### [AVAILABLE RECORDS]
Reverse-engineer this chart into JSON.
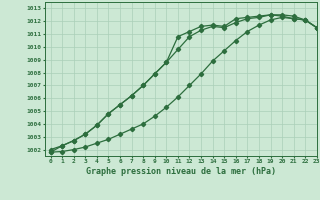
{
  "title": "Graphe pression niveau de la mer (hPa)",
  "bg_color": "#cce8d4",
  "grid_color": "#aacfb8",
  "line_color": "#2d6e3e",
  "marker": "D",
  "markersize": 2.2,
  "linewidth": 0.9,
  "xlim": [
    -0.5,
    23
  ],
  "ylim": [
    1001.5,
    1013.5
  ],
  "yticks": [
    1002,
    1003,
    1004,
    1005,
    1006,
    1007,
    1008,
    1009,
    1010,
    1011,
    1012,
    1013
  ],
  "xticks": [
    0,
    1,
    2,
    3,
    4,
    5,
    6,
    7,
    8,
    9,
    10,
    11,
    12,
    13,
    14,
    15,
    16,
    17,
    18,
    19,
    20,
    21,
    22,
    23
  ],
  "series1": [
    1002.0,
    1002.3,
    1002.7,
    1003.2,
    1003.9,
    1004.8,
    1005.5,
    1006.2,
    1007.0,
    1007.9,
    1008.8,
    1010.8,
    1011.2,
    1011.6,
    1011.7,
    1011.6,
    1012.2,
    1012.3,
    1012.4,
    1012.5,
    1012.4,
    1012.2,
    1012.1,
    1011.5
  ],
  "series2": [
    1001.8,
    1002.3,
    1002.7,
    1003.2,
    1003.9,
    1004.8,
    1005.5,
    1006.2,
    1007.0,
    1007.9,
    1008.8,
    1009.8,
    1010.8,
    1011.3,
    1011.6,
    1011.5,
    1011.9,
    1012.2,
    1012.3,
    1012.5,
    1012.5,
    1012.4,
    1012.1,
    1011.5
  ],
  "series3": [
    1001.8,
    1001.85,
    1002.0,
    1002.2,
    1002.5,
    1002.8,
    1003.2,
    1003.6,
    1004.0,
    1004.6,
    1005.3,
    1006.1,
    1007.0,
    1007.9,
    1008.9,
    1009.7,
    1010.5,
    1011.2,
    1011.7,
    1012.1,
    1012.3,
    1012.2,
    1012.1,
    1011.5
  ]
}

### [THE EXERCISE]
Exclude the pictures. Write out the remaining data exactly.

### [EXERCISE RESPONSE]
Reverse-engineer this chart into JSON.
{
  "title": "Graphe pression niveau de la mer (hPa)",
  "bg_color": "#cce8d4",
  "grid_color": "#aacfb8",
  "line_color": "#2d6e3e",
  "marker": "D",
  "markersize": 2.2,
  "linewidth": 0.9,
  "xlim": [
    -0.5,
    23
  ],
  "ylim": [
    1001.5,
    1013.5
  ],
  "yticks": [
    1002,
    1003,
    1004,
    1005,
    1006,
    1007,
    1008,
    1009,
    1010,
    1011,
    1012,
    1013
  ],
  "xticks": [
    0,
    1,
    2,
    3,
    4,
    5,
    6,
    7,
    8,
    9,
    10,
    11,
    12,
    13,
    14,
    15,
    16,
    17,
    18,
    19,
    20,
    21,
    22,
    23
  ],
  "series1": [
    1002.0,
    1002.3,
    1002.7,
    1003.2,
    1003.9,
    1004.8,
    1005.5,
    1006.2,
    1007.0,
    1007.9,
    1008.8,
    1010.8,
    1011.2,
    1011.6,
    1011.7,
    1011.6,
    1012.2,
    1012.3,
    1012.4,
    1012.5,
    1012.4,
    1012.2,
    1012.1,
    1011.5
  ],
  "series2": [
    1001.8,
    1002.3,
    1002.7,
    1003.2,
    1003.9,
    1004.8,
    1005.5,
    1006.2,
    1007.0,
    1007.9,
    1008.8,
    1009.8,
    1010.8,
    1011.3,
    1011.6,
    1011.5,
    1011.9,
    1012.2,
    1012.3,
    1012.5,
    1012.5,
    1012.4,
    1012.1,
    1011.5
  ],
  "series3": [
    1001.8,
    1001.85,
    1002.0,
    1002.2,
    1002.5,
    1002.8,
    1003.2,
    1003.6,
    1004.0,
    1004.6,
    1005.3,
    1006.1,
    1007.0,
    1007.9,
    1008.9,
    1009.7,
    1010.5,
    1011.2,
    1011.7,
    1012.1,
    1012.3,
    1012.2,
    1012.1,
    1011.5
  ]
}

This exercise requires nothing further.